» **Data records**
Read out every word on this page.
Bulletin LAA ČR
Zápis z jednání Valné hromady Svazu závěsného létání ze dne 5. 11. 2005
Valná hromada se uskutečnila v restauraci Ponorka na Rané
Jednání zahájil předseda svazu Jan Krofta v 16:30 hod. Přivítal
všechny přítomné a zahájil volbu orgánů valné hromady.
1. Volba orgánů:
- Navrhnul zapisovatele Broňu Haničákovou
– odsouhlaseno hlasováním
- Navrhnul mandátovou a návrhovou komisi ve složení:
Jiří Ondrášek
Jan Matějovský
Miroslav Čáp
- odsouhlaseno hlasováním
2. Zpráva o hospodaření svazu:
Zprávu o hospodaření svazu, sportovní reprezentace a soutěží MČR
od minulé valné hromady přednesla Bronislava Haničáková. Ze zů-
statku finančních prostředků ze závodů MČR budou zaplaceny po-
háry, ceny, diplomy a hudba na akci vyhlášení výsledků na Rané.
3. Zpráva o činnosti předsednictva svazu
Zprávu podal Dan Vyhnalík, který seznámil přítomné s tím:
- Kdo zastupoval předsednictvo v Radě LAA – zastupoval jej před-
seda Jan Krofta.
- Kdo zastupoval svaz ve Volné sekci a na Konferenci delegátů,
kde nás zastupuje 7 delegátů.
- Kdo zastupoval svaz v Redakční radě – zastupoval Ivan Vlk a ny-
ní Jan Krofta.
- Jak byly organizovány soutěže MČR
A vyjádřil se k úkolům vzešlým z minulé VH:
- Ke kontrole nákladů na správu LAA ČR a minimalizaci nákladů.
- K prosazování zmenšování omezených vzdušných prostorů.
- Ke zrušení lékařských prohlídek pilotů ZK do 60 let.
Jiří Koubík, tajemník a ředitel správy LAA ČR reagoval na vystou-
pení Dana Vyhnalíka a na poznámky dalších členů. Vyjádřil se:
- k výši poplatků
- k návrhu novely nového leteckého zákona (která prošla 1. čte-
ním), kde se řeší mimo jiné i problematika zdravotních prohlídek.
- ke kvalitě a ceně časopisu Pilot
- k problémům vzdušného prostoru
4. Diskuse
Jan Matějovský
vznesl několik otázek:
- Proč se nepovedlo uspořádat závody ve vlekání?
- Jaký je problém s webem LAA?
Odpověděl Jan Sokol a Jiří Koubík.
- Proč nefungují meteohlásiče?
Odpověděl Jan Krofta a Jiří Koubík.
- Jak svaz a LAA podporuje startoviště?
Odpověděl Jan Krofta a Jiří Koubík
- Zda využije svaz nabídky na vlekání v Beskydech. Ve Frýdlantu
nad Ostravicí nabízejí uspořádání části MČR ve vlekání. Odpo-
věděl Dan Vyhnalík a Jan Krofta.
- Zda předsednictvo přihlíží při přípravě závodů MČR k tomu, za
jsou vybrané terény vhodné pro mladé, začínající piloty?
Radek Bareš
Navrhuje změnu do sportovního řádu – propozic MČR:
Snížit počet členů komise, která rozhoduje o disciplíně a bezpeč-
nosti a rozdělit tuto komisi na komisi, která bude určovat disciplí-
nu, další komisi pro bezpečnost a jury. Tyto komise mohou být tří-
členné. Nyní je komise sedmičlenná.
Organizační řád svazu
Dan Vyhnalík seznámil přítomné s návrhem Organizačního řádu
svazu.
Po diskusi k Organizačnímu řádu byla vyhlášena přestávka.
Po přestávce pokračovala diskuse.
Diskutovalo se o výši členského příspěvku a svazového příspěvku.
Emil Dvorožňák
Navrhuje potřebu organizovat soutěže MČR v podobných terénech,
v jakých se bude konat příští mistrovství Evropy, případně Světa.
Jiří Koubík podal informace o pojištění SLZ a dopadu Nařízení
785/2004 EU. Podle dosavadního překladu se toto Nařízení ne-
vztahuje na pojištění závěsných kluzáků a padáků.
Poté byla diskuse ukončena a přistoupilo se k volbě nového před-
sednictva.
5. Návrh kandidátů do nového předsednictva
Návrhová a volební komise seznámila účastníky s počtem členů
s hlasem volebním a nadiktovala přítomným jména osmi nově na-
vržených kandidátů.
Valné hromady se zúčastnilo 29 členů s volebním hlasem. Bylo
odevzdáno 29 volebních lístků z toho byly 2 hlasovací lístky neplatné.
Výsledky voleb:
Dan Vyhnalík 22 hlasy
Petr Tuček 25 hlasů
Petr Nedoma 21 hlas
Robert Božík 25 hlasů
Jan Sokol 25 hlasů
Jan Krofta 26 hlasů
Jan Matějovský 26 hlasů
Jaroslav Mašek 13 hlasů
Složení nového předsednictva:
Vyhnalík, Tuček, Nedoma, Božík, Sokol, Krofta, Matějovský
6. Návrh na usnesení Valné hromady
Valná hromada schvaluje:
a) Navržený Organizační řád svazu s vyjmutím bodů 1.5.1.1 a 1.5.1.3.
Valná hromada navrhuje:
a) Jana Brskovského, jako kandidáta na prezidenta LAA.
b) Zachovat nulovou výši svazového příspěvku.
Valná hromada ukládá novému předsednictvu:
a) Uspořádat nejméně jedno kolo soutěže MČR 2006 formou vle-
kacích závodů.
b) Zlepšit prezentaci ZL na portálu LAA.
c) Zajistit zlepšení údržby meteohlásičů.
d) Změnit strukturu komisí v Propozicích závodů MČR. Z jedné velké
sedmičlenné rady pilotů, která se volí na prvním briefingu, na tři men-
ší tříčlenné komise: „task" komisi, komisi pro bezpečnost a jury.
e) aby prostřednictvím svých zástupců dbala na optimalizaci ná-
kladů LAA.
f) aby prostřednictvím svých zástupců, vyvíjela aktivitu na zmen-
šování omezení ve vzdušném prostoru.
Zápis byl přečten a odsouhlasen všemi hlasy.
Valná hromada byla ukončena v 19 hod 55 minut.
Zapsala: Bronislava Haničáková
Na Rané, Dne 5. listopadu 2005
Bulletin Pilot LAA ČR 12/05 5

» **REQUIRED WORK**
Give the number of lines above that hold the word "Zápis", and nothing more.

» **ANSWER TO THIS TASK**
2